Short task: Check every line of the material below for "data". Give the number of lines that have it, and only that.

Task material:

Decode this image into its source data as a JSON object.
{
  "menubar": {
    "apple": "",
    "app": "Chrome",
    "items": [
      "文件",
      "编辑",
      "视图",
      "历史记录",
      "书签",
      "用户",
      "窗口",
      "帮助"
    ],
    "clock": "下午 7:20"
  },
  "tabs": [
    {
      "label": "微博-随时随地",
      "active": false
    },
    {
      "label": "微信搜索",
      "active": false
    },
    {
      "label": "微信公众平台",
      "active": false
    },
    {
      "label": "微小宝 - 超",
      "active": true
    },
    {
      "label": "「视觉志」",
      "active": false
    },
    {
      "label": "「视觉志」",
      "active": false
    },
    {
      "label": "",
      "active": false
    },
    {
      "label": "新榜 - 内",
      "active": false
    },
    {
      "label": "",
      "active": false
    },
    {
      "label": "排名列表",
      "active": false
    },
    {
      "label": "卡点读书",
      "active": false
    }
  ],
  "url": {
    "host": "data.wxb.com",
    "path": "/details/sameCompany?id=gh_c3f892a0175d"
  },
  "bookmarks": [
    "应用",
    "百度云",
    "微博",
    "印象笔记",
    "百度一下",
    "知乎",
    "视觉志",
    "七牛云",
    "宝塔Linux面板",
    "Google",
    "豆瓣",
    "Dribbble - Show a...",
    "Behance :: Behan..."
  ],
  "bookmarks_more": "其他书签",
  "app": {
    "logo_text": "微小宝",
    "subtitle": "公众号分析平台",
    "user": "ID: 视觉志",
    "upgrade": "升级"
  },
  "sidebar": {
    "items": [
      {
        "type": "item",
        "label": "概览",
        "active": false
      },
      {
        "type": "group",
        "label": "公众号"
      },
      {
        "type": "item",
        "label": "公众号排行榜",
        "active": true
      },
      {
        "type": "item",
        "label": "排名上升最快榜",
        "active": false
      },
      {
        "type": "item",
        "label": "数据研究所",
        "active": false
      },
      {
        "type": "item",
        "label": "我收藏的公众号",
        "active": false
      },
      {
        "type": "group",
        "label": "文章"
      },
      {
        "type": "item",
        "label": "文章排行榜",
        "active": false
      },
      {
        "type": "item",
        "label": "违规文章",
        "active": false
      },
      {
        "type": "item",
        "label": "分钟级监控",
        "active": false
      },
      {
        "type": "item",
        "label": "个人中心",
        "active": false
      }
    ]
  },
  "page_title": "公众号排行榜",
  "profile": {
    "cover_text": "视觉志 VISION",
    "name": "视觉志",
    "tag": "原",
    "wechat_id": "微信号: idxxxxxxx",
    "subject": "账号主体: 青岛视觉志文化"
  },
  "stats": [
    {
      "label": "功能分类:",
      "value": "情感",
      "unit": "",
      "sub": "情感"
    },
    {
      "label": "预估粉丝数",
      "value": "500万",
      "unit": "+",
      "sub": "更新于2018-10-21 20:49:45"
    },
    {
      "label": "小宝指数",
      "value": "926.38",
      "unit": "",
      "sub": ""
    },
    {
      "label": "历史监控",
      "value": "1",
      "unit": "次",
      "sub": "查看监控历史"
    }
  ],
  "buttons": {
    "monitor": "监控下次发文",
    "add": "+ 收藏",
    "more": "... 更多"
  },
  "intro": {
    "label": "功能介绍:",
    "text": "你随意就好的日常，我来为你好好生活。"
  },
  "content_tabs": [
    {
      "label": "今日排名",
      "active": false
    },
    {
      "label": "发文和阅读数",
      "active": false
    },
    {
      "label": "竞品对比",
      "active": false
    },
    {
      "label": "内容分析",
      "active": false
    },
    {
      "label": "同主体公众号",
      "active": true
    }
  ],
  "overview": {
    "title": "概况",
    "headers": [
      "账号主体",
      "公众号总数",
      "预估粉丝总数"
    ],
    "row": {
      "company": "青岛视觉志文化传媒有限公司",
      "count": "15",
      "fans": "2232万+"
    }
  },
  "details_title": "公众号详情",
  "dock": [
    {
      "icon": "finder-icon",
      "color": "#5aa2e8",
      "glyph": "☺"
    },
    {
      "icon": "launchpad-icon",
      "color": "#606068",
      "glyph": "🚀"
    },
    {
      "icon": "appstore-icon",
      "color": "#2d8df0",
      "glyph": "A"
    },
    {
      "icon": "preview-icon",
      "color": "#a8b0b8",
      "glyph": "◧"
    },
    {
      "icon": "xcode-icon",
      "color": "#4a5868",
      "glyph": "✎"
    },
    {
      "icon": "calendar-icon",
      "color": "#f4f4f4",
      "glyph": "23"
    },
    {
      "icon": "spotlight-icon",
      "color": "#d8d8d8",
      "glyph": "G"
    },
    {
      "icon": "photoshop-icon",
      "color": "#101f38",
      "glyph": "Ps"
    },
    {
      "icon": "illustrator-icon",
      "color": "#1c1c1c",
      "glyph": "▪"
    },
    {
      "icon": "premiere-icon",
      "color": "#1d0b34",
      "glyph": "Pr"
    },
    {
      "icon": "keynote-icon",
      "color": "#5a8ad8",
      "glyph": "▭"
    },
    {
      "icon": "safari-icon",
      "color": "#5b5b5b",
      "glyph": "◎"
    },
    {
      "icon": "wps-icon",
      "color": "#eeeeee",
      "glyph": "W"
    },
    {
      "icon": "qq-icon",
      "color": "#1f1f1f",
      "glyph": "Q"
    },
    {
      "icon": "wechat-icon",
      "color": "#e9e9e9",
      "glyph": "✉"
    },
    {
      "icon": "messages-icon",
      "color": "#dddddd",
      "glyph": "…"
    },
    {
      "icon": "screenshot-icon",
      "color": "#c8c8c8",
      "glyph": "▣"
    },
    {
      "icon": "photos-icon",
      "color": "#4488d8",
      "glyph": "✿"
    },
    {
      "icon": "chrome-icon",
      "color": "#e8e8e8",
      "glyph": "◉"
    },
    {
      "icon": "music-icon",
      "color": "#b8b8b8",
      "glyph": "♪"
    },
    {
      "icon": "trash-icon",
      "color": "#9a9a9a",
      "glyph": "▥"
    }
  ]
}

Output of the task: 2